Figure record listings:

────────────────────

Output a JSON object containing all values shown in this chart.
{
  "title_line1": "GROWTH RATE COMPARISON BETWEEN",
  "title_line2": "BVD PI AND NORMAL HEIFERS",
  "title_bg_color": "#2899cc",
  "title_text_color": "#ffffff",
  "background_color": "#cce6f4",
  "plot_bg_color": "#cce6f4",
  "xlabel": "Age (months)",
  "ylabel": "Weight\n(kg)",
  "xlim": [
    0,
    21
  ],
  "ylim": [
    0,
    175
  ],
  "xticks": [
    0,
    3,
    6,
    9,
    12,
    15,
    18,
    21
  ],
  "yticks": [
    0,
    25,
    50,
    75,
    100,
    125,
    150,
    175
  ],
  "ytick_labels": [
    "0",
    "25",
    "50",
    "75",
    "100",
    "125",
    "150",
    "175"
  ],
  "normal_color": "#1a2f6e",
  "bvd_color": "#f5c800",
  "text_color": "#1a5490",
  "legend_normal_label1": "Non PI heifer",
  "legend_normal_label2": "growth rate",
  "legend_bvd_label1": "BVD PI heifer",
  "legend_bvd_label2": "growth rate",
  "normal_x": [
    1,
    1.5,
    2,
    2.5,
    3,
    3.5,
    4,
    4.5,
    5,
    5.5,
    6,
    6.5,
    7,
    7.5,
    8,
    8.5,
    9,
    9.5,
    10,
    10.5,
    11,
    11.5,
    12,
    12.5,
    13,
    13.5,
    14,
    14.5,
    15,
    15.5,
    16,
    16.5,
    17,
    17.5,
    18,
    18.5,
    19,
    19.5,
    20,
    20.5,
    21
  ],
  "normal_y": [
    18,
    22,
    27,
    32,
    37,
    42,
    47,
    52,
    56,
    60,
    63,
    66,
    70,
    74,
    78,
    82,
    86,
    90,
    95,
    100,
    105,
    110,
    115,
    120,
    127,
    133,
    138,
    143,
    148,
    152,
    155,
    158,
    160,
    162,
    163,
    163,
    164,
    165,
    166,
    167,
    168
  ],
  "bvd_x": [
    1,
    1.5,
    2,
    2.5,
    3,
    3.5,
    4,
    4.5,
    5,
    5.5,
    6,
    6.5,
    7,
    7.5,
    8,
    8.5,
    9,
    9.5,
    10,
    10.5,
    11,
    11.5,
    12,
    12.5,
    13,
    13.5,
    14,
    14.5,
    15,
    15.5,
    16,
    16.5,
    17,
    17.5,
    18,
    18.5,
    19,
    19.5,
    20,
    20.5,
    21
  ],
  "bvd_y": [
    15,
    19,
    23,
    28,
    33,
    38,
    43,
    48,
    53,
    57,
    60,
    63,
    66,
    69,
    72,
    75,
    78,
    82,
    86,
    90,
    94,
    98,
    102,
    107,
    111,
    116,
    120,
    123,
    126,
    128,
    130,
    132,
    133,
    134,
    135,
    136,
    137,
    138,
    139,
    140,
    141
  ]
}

────────────────────

> Exercise
Can you give every line above again, exactly as written?

> Written answer
Output a JSON object containing all values shown in this chart.
{
  "title_line1": "GROWTH RATE COMPARISON BETWEEN",
  "title_line2": "BVD PI AND NORMAL HEIFERS",
  "title_bg_color": "#2899cc",
  "title_text_color": "#ffffff",
  "background_color": "#cce6f4",
  "plot_bg_color": "#cce6f4",
  "xlabel": "Age (months)",
  "ylabel": "Weight\n(kg)",
  "xlim": [
    0,
    21
  ],
  "ylim": [
    0,
    175
  ],
  "xticks": [
    0,
    3,
    6,
    9,
    12,
    15,
    18,
    21
  ],
  "yticks": [
    0,
    25,
    50,
    75,
    100,
    125,
    150,
    175
  ],
  "ytick_labels": [
    "0",
    "25",
    "50",
    "75",
    "100",
    "125",
    "150",
    "175"
  ],
  "normal_color": "#1a2f6e",
  "bvd_color": "#f5c800",
  "text_color": "#1a5490",
  "legend_normal_label1": "Non PI heifer",
  "legend_normal_label2": "growth rate",
  "legend_bvd_label1": "BVD PI heifer",
  "legend_bvd_label2": "growth rate",
  "normal_x": [
    1,
    1.5,
    2,
    2.5,
    3,
    3.5,
    4,
    4.5,
    5,
    5.5,
    6,
    6.5,
    7,
    7.5,
    8,
    8.5,
    9,
    9.5,
    10,
    10.5,
    11,
    11.5,
    12,
    12.5,
    13,
    13.5,
    14,
    14.5,
    15,
    15.5,
    16,
    16.5,
    17,
    17.5,
    18,
    18.5,
    19,
    19.5,
    20,
    20.5,
    21
  ],
  "normal_y": [
    18,
    22,
    27,
    32,
    37,
    42,
    47,
    52,
    56,
    60,
    63,
    66,
    70,
    74,
    78,
    82,
    86,
    90,
    95,
    100,
    105,
    110,
    115,
    120,
    127,
    133,
    138,
    143,
    148,
    152,
    155,
    158,
    160,
    162,
    163,
    163,
    164,
    165,
    166,
    167,
    168
  ],
  "bvd_x": [
    1,
    1.5,
    2,
    2.5,
    3,
    3.5,
    4,
    4.5,
    5,
    5.5,
    6,
    6.5,
    7,
    7.5,
    8,
    8.5,
    9,
    9.5,
    10,
    10.5,
    11,
    11.5,
    12,
    12.5,
    13,
    13.5,
    14,
    14.5,
    15,
    15.5,
    16,
    16.5,
    17,
    17.5,
    18,
    18.5,
    19,
    19.5,
    20,
    20.5,
    21
  ],
  "bvd_y": [
    15,
    19,
    23,
    28,
    33,
    38,
    43,
    48,
    53,
    57,
    60,
    63,
    66,
    69,
    72,
    75,
    78,
    82,
    86,
    90,
    94,
    98,
    102,
    107,
    111,
    116,
    120,
    123,
    126,
    128,
    130,
    132,
    133,
    134,
    135,
    136,
    137,
    138,
    139,
    140,
    141
  ]
}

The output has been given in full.